→ **Task statement**: Reproduce each line of the listing exactly.

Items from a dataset
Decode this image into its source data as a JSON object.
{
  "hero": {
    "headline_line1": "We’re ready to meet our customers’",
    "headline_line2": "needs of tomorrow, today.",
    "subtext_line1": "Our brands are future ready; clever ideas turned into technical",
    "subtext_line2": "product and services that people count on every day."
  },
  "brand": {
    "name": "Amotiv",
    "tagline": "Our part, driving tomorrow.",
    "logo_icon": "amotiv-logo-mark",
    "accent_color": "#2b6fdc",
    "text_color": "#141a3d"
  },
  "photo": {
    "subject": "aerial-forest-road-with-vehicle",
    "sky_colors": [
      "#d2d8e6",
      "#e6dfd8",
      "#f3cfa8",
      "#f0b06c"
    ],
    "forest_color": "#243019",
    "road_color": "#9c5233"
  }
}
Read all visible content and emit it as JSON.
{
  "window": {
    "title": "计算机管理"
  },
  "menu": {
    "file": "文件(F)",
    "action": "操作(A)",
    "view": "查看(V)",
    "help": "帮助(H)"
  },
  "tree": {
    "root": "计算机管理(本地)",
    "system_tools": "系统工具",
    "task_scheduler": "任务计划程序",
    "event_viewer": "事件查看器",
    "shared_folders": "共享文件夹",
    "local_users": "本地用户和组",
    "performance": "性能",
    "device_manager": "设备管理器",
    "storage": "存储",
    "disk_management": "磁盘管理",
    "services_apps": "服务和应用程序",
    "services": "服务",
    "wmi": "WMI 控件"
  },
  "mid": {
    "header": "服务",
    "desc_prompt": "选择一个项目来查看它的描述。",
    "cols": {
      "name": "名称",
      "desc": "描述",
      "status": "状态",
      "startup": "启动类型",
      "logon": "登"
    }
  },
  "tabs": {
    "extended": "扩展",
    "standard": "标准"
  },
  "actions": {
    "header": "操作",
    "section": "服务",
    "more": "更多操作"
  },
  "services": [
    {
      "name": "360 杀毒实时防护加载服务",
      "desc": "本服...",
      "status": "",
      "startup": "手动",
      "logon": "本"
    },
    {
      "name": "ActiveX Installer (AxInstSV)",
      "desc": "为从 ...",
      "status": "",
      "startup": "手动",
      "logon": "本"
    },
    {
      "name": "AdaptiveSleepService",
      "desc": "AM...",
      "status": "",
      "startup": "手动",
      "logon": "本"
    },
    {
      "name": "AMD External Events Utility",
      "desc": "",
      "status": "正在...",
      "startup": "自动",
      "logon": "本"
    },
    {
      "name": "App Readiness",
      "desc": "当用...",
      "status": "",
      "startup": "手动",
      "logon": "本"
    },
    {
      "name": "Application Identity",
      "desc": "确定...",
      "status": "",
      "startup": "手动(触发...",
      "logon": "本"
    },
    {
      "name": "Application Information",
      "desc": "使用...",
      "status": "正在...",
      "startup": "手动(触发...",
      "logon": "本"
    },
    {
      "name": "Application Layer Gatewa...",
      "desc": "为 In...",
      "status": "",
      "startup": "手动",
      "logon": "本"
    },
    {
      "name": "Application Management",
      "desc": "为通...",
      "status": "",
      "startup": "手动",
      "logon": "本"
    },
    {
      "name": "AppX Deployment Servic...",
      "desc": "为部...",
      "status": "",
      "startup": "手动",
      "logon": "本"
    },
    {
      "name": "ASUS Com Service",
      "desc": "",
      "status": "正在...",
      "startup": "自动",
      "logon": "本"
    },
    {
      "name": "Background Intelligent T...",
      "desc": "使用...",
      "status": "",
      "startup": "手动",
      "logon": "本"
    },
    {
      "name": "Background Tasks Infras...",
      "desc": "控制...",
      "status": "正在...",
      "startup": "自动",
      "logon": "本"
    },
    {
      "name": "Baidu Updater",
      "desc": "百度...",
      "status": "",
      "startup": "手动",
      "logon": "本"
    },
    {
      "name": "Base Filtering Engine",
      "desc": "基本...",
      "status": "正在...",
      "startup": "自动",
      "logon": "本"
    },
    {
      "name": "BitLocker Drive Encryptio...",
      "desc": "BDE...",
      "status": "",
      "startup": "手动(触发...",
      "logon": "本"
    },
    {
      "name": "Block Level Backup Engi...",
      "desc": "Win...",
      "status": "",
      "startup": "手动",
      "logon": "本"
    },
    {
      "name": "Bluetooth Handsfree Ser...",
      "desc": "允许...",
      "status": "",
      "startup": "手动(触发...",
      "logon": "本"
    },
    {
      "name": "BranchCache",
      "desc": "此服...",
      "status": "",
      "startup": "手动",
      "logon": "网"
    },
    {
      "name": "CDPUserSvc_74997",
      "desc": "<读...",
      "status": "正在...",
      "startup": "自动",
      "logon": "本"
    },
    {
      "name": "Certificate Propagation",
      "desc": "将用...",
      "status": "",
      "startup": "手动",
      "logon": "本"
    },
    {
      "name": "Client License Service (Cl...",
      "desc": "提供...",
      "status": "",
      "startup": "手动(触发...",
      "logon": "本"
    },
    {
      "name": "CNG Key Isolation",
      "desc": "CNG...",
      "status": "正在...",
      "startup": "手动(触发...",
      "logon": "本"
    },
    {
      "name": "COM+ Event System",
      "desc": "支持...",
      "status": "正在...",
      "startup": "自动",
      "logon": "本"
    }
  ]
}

→ **Task response**:
Decode this image into its source data as a JSON object.
{
  "hero": {
    "headline_line1": "We’re ready to meet our customers’",
    "headline_line2": "needs of tomorrow, today.",
    "subtext_line1": "Our brands are future ready; clever ideas turned into technical",
    "subtext_line2": "product and services that people count on every day."
  },
  "brand": {
    "name": "Amotiv",
    "tagline": "Our part, driving tomorrow.",
    "logo_icon": "amotiv-logo-mark",
    "accent_color": "#2b6fdc",
    "text_color": "#141a3d"
  },
  "photo": {
    "subject": "aerial-forest-road-with-vehicle",
    "sky_colors": [
      "#d2d8e6",
      "#e6dfd8",
      "#f3cfa8",
      "#f0b06c"
    ],
    "forest_color": "#243019",
    "road_color": "#9c5233"
  }
}
Read all visible content and emit it as JSON.
{
  "window": {
    "title": "计算机管理"
  },
  "menu": {
    "file": "文件(F)",
    "action": "操作(A)",
    "view": "查看(V)",
    "help": "帮助(H)"
  },
  "tree": {
    "root": "计算机管理(本地)",
    "system_tools": "系统工具",
    "task_scheduler": "任务计划程序",
    "event_viewer": "事件查看器",
    "shared_folders": "共享文件夹",
    "local_users": "本地用户和组",
    "performance": "性能",
    "device_manager": "设备管理器",
    "storage": "存储",
    "disk_management": "磁盘管理",
    "services_apps": "服务和应用程序",
    "services": "服务",
    "wmi": "WMI 控件"
  },
  "mid": {
    "header": "服务",
    "desc_prompt": "选择一个项目来查看它的描述。",
    "cols": {
      "name": "名称",
      "desc": "描述",
      "status": "状态",
      "startup": "启动类型",
      "logon": "登"
    }
  },
  "tabs": {
    "extended": "扩展",
    "standard": "标准"
  },
  "actions": {
    "header": "操作",
    "section": "服务",
    "more": "更多操作"
  },
  "services": [
    {
      "name": "360 杀毒实时防护加载服务",
      "desc": "本服...",
      "status": "",
      "startup": "手动",
      "logon": "本"
    },
    {
      "name": "ActiveX Installer (AxInstSV)",
      "desc": "为从 ...",
      "status": "",
      "startup": "手动",
      "logon": "本"
    },
    {
      "name": "AdaptiveSleepService",
      "desc": "AM...",
      "status": "",
      "startup": "手动",
      "logon": "本"
    },
    {
      "name": "AMD External Events Utility",
      "desc": "",
      "status": "正在...",
      "startup": "自动",
      "logon": "本"
    },
    {
      "name": "App Readiness",
      "desc": "当用...",
      "status": "",
      "startup": "手动",
      "logon": "本"
    },
    {
      "name": "Application Identity",
      "desc": "确定...",
      "status": "",
      "startup": "手动(触发...",
      "logon": "本"
    },
    {
      "name": "Application Information",
      "desc": "使用...",
      "status": "正在...",
      "startup": "手动(触发...",
      "logon": "本"
    },
    {
      "name": "Application Layer Gatewa...",
      "desc": "为 In...",
      "status": "",
      "startup": "手动",
      "logon": "本"
    },
    {
      "name": "Application Management",
      "desc": "为通...",
      "status": "",
      "startup": "手动",
      "logon": "本"
    },
    {
      "name": "AppX Deployment Servic...",
      "desc": "为部...",
      "status": "",
      "startup": "手动",
      "logon": "本"
    },
    {
      "name": "ASUS Com Service",
      "desc": "",
      "status": "正在...",
      "startup": "自动",
      "logon": "本"
    },
    {
      "name": "Background Intelligent T...",
      "desc": "使用...",
      "status": "",
      "startup": "手动",
      "logon": "本"
    },
    {
      "name": "Background Tasks Infras...",
      "desc": "控制...",
      "status": "正在...",
      "startup": "自动",
      "logon": "本"
    },
    {
      "name": "Baidu Updater",
      "desc": "百度...",
      "status": "",
      "startup": "手动",
      "logon": "本"
    },
    {
      "name": "Base Filtering Engine",
      "desc": "基本...",
      "status": "正在...",
      "startup": "自动",
      "logon": "本"
    },
    {
      "name": "BitLocker Drive Encryptio...",
      "desc": "BDE...",
      "status": "",
      "startup": "手动(触发...",
      "logon": "本"
    },
    {
      "name": "Block Level Backup Engi...",
      "desc": "Win...",
      "status": "",
      "startup": "手动",
      "logon": "本"
    },
    {
      "name": "Bluetooth Handsfree Ser...",
      "desc": "允许...",
      "status": "",
      "startup": "手动(触发...",
      "logon": "本"
    },
    {
      "name": "BranchCache",
      "desc": "此服...",
      "status": "",
      "startup": "手动",
      "logon": "网"
    },
    {
      "name": "CDPUserSvc_74997",
      "desc": "<读...",
      "status": "正在...",
      "startup": "自动",
      "logon": "本"
    },
    {
      "name": "Certificate Propagation",
      "desc": "将用...",
      "status": "",
      "startup": "手动",
      "logon": "本"
    },
    {
      "name": "Client License Service (Cl...",
      "desc": "提供...",
      "status": "",
      "startup": "手动(触发...",
      "logon": "本"
    },
    {
      "name": "CNG Key Isolation",
      "desc": "CNG...",
      "status": "正在...",
      "startup": "手动(触发...",
      "logon": "本"
    },
    {
      "name": "COM+ Event System",
      "desc": "支持...",
      "status": "正在...",
      "startup": "自动",
      "logon": "本"
    }
  ]
}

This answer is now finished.